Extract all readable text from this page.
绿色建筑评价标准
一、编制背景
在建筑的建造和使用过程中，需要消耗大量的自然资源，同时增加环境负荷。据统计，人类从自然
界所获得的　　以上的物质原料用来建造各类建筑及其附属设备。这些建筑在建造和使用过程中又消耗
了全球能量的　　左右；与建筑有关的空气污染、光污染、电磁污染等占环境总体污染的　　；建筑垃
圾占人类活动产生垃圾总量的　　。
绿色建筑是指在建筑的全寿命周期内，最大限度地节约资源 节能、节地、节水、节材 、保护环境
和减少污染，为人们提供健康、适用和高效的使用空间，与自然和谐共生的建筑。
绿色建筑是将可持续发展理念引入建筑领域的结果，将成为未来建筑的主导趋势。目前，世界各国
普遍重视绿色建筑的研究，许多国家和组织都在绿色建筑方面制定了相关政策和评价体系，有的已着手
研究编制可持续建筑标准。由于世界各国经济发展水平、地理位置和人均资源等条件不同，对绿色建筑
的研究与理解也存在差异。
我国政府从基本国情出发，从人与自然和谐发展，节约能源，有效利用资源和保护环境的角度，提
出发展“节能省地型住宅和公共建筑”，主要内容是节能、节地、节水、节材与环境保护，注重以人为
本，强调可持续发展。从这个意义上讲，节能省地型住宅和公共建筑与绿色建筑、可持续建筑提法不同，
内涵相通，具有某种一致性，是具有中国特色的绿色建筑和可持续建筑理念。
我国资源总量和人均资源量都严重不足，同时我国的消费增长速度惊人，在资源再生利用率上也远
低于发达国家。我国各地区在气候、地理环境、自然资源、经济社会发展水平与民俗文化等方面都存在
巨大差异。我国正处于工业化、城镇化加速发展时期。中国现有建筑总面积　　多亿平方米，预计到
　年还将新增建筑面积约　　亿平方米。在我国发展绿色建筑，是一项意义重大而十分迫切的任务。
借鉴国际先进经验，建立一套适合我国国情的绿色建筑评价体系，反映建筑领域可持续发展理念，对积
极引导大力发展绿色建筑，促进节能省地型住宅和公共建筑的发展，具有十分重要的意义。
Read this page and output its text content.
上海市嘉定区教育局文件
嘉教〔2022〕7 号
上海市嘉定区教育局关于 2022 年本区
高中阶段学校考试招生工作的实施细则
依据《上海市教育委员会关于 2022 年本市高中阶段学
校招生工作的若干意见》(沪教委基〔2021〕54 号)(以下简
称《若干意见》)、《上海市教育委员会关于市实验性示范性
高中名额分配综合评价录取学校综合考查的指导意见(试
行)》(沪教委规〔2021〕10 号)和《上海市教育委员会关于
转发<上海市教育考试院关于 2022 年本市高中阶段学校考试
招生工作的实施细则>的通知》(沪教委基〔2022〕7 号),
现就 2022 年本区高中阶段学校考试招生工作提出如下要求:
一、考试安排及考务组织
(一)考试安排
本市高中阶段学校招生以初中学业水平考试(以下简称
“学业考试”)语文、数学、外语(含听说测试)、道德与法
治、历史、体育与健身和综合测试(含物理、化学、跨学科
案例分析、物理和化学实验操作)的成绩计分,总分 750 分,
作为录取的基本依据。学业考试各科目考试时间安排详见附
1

Request> Collect every line above that contains the word "沪教委基".

Task result>
校招生工作的若干意见》(沪教委基〔2021〕54 号)(以下简
招生工作的实施细则>的通知》(沪教委基〔2022〕7 号),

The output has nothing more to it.